───── Data provided
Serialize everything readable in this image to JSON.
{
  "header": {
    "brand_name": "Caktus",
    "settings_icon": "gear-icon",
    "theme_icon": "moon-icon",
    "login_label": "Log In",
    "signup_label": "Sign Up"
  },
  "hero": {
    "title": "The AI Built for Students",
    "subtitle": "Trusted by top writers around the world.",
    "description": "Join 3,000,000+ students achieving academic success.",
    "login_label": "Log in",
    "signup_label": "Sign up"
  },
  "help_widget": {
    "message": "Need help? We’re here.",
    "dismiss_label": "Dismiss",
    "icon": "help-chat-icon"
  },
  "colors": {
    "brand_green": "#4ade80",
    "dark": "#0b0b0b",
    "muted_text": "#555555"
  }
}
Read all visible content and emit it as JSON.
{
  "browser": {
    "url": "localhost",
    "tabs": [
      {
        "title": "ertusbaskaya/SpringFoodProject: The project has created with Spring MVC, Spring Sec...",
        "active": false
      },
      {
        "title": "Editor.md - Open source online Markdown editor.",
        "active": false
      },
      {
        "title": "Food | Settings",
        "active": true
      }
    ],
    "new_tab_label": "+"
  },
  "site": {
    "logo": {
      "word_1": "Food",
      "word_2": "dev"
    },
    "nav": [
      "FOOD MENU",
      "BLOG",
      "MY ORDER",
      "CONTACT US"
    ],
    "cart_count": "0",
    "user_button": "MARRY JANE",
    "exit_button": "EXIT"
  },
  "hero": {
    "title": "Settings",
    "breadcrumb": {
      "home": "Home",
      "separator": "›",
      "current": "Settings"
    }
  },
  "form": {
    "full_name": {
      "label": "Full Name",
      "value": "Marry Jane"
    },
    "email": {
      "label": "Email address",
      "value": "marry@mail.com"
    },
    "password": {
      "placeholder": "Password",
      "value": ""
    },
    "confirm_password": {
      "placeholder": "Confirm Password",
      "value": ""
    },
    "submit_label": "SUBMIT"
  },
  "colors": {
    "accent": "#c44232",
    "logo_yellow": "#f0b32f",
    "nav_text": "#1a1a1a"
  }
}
──────────
Stated problem —
From the listing above, reproduce all the lines exactly.

The response —
Serialize everything readable in this image to JSON.
{
  "header": {
    "brand_name": "Caktus",
    "settings_icon": "gear-icon",
    "theme_icon": "moon-icon",
    "login_label": "Log In",
    "signup_label": "Sign Up"
  },
  "hero": {
    "title": "The AI Built for Students",
    "subtitle": "Trusted by top writers around the world.",
    "description": "Join 3,000,000+ students achieving academic success.",
    "login_label": "Log in",
    "signup_label": "Sign up"
  },
  "help_widget": {
    "message": "Need help? We’re here.",
    "dismiss_label": "Dismiss",
    "icon": "help-chat-icon"
  },
  "colors": {
    "brand_green": "#4ade80",
    "dark": "#0b0b0b",
    "muted_text": "#555555"
  }
}
Read all visible content and emit it as JSON.
{
  "browser": {
    "url": "localhost",
    "tabs": [
      {
        "title": "ertusbaskaya/SpringFoodProject: The project has created with Spring MVC, Spring Sec...",
        "active": false
      },
      {
        "title": "Editor.md - Open source online Markdown editor.",
        "active": false
      },
      {
        "title": "Food | Settings",
        "active": true
      }
    ],
    "new_tab_label": "+"
  },
  "site": {
    "logo": {
      "word_1": "Food",
      "word_2": "dev"
    },
    "nav": [
      "FOOD MENU",
      "BLOG",
      "MY ORDER",
      "CONTACT US"
    ],
    "cart_count": "0",
    "user_button": "MARRY JANE",
    "exit_button": "EXIT"
  },
  "hero": {
    "title": "Settings",
    "breadcrumb": {
      "home": "Home",
      "separator": "›",
      "current": "Settings"
    }
  },
  "form": {
    "full_name": {
      "label": "Full Name",
      "value": "Marry Jane"
    },
    "email": {
      "label": "Email address",
      "value": "marry@mail.com"
    },
    "password": {
      "placeholder": "Password",
      "value": ""
    },
    "confirm_password": {
      "placeholder": "Confirm Password",
      "value": ""
    },
    "submit_label": "SUBMIT"
  },
  "colors": {
    "accent": "#c44232",
    "logo_yellow": "#f0b32f",
    "nav_text": "#1a1a1a"
  }
}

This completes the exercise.